Stored data entries:
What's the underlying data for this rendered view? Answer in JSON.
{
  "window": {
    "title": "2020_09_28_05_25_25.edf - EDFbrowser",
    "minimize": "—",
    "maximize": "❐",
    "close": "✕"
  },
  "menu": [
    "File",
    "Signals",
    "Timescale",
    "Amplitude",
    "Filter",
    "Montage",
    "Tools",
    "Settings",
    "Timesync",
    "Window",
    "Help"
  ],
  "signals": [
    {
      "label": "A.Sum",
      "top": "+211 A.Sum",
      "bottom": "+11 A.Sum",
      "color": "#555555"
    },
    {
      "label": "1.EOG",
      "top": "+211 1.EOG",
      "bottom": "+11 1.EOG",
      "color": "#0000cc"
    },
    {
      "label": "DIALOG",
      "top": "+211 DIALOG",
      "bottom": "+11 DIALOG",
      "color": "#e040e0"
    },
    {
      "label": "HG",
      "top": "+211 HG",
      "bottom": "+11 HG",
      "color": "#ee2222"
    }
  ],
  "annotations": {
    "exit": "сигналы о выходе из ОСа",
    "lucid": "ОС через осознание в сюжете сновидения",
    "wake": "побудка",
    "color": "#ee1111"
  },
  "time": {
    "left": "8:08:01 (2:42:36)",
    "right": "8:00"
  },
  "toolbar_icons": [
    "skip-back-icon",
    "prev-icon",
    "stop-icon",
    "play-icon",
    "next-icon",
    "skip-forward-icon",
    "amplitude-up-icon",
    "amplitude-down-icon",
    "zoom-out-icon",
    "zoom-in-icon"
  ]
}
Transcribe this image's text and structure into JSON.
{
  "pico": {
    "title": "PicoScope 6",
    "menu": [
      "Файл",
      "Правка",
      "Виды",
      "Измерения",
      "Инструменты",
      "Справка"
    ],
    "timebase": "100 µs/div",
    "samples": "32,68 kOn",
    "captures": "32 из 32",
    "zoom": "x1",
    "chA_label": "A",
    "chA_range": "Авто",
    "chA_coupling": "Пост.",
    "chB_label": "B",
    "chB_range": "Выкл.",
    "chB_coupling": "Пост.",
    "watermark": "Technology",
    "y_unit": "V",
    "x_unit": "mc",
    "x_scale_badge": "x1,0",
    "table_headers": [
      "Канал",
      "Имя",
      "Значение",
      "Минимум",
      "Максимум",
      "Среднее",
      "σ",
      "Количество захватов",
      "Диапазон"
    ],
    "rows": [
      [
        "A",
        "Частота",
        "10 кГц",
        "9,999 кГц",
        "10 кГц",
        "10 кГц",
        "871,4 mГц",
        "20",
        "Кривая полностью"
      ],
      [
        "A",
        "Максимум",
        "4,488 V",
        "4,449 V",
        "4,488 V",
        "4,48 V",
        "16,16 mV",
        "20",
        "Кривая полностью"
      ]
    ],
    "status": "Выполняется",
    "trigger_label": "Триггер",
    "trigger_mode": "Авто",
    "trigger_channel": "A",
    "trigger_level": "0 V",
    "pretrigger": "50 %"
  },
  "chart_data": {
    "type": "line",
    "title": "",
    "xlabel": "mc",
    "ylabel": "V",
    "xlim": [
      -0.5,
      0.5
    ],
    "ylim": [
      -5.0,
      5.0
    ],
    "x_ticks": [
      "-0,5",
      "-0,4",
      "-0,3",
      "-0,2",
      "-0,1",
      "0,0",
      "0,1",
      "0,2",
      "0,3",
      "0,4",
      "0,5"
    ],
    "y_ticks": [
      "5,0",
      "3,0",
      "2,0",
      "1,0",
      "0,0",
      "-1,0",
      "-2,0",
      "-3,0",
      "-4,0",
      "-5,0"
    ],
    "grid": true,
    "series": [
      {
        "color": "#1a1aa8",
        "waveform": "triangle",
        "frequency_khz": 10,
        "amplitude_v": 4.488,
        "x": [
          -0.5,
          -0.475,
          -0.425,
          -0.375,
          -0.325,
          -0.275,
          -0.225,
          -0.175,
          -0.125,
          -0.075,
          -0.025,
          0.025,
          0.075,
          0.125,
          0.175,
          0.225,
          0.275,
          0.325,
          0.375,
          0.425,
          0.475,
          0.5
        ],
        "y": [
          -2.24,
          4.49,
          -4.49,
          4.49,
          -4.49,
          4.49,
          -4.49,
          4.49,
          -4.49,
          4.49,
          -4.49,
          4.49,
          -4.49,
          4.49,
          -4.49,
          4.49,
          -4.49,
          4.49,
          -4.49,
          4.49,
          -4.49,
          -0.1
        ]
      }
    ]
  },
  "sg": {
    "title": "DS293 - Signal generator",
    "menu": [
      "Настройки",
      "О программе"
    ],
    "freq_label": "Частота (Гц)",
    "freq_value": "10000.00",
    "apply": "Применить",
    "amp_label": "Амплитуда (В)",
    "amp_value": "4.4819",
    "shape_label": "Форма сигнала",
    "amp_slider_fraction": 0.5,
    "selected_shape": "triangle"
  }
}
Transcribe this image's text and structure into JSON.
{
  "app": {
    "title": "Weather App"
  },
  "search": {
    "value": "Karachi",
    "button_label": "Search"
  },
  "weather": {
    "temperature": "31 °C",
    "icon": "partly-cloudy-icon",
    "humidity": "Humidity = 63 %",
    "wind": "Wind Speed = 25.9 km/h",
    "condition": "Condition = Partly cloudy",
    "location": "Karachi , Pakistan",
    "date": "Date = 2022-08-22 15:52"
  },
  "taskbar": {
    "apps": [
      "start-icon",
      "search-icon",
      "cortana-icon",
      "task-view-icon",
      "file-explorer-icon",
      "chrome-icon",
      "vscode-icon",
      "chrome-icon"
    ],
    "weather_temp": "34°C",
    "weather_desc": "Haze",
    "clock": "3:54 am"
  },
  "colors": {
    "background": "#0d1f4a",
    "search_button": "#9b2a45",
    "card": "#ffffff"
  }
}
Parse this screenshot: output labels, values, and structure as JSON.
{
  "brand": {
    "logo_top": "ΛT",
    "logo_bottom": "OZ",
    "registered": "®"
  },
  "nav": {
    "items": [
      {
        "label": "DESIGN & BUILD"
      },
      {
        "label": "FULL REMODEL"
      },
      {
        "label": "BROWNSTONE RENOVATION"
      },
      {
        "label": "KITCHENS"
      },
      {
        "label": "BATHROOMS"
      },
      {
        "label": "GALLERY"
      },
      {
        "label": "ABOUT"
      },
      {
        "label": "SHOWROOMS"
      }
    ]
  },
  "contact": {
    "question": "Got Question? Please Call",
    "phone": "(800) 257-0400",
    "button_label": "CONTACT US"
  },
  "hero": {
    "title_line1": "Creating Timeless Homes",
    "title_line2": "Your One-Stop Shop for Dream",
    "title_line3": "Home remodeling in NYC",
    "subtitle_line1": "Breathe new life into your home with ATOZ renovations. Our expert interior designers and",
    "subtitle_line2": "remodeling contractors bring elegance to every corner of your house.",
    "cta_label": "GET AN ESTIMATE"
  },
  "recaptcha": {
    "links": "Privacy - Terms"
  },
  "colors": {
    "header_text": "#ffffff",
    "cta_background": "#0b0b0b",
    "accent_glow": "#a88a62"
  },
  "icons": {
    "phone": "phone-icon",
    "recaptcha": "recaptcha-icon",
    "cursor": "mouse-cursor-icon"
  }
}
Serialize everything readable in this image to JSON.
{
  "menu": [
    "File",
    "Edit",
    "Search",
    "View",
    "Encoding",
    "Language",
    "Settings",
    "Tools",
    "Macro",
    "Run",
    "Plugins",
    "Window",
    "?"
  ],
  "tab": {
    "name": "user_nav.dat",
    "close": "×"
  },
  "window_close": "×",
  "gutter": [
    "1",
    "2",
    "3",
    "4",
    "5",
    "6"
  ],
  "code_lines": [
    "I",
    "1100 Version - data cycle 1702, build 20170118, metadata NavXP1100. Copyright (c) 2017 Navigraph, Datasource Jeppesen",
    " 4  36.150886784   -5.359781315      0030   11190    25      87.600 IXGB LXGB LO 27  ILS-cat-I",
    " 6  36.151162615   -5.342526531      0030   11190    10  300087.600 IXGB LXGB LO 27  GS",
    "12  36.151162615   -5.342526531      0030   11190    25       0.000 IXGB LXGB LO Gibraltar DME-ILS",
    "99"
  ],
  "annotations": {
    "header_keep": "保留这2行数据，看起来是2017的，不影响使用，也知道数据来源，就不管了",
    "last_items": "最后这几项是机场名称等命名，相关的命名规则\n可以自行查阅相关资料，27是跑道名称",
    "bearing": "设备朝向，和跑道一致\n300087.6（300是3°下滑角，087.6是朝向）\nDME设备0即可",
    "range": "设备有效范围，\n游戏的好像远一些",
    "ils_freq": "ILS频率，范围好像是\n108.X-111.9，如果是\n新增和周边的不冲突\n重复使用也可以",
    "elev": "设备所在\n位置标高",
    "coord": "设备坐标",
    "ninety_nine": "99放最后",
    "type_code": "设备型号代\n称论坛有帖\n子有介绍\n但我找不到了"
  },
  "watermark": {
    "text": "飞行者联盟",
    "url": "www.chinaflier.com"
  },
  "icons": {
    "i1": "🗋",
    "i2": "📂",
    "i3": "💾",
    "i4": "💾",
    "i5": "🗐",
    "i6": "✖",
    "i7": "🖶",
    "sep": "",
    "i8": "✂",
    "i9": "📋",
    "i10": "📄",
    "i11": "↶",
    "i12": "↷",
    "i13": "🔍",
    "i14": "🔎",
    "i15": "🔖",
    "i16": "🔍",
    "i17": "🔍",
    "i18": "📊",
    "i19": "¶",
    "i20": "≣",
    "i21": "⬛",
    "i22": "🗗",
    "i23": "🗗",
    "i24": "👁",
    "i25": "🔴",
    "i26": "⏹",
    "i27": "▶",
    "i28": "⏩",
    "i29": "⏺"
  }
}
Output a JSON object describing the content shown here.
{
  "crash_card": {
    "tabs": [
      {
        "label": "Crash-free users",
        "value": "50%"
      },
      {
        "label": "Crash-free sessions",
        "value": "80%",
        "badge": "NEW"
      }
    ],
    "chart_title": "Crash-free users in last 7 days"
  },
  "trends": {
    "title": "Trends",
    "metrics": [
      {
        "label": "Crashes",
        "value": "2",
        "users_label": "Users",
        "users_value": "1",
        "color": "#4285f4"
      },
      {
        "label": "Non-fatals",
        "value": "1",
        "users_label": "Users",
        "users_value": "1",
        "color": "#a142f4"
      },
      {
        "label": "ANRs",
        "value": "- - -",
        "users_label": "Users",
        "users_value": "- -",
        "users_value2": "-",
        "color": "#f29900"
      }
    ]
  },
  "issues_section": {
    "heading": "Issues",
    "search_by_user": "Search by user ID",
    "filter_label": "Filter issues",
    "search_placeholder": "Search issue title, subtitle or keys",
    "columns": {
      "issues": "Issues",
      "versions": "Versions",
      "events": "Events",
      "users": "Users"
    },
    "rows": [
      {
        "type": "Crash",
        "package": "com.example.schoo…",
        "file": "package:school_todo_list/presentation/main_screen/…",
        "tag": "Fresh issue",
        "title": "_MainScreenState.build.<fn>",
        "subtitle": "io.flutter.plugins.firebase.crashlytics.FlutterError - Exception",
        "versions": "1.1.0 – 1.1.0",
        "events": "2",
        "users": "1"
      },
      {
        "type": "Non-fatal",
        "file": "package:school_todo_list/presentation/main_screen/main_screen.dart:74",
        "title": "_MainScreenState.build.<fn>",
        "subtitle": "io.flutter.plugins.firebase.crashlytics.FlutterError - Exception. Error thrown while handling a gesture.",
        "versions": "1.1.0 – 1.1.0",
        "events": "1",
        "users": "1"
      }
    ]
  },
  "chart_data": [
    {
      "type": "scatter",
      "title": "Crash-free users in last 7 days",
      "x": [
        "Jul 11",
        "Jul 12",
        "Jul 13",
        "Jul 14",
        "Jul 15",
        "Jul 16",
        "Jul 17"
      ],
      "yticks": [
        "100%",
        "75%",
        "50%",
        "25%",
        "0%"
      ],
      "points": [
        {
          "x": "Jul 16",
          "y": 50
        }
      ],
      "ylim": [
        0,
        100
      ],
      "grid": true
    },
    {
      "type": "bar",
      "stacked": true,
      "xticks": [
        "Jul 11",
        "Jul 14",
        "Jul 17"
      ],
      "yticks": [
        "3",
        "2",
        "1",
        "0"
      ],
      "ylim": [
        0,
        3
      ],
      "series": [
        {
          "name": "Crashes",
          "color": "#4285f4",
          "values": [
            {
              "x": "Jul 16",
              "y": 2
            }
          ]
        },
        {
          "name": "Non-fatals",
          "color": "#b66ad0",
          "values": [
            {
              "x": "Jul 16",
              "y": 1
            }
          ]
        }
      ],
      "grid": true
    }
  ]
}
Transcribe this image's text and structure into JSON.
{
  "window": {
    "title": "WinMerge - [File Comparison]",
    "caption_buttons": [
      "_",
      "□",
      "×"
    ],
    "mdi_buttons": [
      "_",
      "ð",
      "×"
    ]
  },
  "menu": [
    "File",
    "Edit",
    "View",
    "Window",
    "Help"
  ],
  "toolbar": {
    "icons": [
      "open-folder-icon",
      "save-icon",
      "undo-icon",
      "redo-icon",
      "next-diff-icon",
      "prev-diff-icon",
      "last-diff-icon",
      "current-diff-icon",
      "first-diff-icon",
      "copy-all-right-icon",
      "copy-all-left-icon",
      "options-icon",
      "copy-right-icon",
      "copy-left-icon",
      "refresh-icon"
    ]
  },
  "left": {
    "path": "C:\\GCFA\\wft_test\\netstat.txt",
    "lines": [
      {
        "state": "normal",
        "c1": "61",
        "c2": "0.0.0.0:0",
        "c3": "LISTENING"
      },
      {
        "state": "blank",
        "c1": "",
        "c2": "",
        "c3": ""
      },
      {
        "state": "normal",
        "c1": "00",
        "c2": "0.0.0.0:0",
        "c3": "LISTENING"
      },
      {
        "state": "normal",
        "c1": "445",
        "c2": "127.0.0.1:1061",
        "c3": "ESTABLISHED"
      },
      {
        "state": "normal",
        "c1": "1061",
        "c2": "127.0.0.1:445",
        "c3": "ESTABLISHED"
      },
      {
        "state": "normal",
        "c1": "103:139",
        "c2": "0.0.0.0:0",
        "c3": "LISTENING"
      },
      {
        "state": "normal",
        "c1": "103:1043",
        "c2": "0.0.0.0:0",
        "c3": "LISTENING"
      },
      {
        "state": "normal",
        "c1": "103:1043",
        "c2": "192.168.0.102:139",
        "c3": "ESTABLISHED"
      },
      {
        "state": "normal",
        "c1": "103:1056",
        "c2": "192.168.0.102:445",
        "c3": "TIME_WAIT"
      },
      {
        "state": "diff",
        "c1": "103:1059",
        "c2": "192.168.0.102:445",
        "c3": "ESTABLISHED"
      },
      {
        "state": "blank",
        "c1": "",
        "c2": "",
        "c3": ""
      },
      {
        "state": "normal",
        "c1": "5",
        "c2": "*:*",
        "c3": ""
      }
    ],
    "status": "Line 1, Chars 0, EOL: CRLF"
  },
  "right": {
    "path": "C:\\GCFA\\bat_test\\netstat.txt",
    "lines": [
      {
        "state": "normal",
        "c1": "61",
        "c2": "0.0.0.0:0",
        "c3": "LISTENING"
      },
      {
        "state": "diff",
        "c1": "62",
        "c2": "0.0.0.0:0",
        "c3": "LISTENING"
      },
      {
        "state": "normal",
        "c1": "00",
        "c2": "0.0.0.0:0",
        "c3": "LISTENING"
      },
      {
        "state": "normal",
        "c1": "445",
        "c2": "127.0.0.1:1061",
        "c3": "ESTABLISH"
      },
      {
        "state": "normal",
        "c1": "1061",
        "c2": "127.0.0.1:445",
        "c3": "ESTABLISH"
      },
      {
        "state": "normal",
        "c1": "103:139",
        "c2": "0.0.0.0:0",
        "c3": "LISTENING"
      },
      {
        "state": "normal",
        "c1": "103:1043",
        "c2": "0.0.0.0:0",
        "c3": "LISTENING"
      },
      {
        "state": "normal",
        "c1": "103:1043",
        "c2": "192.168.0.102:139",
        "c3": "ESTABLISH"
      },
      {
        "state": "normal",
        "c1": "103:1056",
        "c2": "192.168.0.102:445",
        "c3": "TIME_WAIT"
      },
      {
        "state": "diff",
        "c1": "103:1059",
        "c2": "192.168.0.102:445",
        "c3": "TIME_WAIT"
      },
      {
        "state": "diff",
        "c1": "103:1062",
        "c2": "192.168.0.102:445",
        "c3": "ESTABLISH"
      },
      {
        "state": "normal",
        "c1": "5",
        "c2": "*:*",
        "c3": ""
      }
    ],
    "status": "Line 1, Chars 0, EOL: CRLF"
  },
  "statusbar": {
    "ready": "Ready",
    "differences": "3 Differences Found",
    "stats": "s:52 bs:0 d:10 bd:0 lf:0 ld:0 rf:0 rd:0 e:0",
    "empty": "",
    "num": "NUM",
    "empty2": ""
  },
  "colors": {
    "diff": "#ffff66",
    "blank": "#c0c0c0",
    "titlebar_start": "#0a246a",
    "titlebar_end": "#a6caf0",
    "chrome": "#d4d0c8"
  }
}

## The request:
Going through the entries above line by line, work out how many lines include the word "Karachi". Only the number is required.

## Task result:
2